### Work task:
Reproduce the data below exactly. Skip the pictures.

[Dataset rows for document pages]

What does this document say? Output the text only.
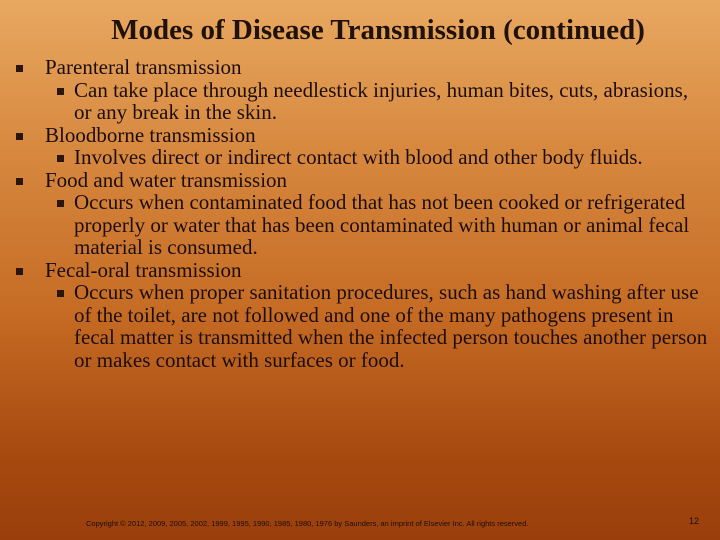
Modes of Disease Transmission (continued)
Parenteral transmission
Can take place through needlestick injuries, human bites, cuts, abrasions, or any break in the skin.
Bloodborne transmission
Involves direct or indirect contact with blood and other body fluids.
Food and water transmission
Occurs when contaminated food that has not been cooked or refrigerated properly or water that has been contaminated with human or animal fecal material is consumed.
Fecal-oral transmission
Occurs when proper sanitation procedures, such as hand washing after use of the toilet, are not followed and one of the many pathogens present in fecal matter is transmitted when the infected person touches another person or makes contact with surfaces or food.
Copyright © 2012, 2009, 2005, 2002, 1999, 1995, 1990, 1985, 1980, 1976 by Saunders, an imprint of Elsevier Inc. All rights reserved.	12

### Task output:
What does this document say? Output the text only.
Modes of Disease Transmission (continued)
Parenteral transmission
Can take place through needlestick injuries, human bites, cuts, abrasions, or any break in the skin.
Bloodborne transmission
Involves direct or indirect contact with blood and other body fluids.
Food and water transmission
Occurs when contaminated food that has not been cooked or refrigerated properly or water that has been contaminated with human or animal fecal material is consumed.
Fecal-oral transmission
Occurs when proper sanitation procedures, such as hand washing after use of the toilet, are not followed and one of the many pathogens present in fecal matter is transmitted when the infected person touches another person or makes contact with surfaces or food.
Copyright © 2012, 2009, 2005, 2002, 1999, 1995, 1990, 1985, 1980, 1976 by Saunders, an imprint of Elsevier Inc. All rights reserved.	12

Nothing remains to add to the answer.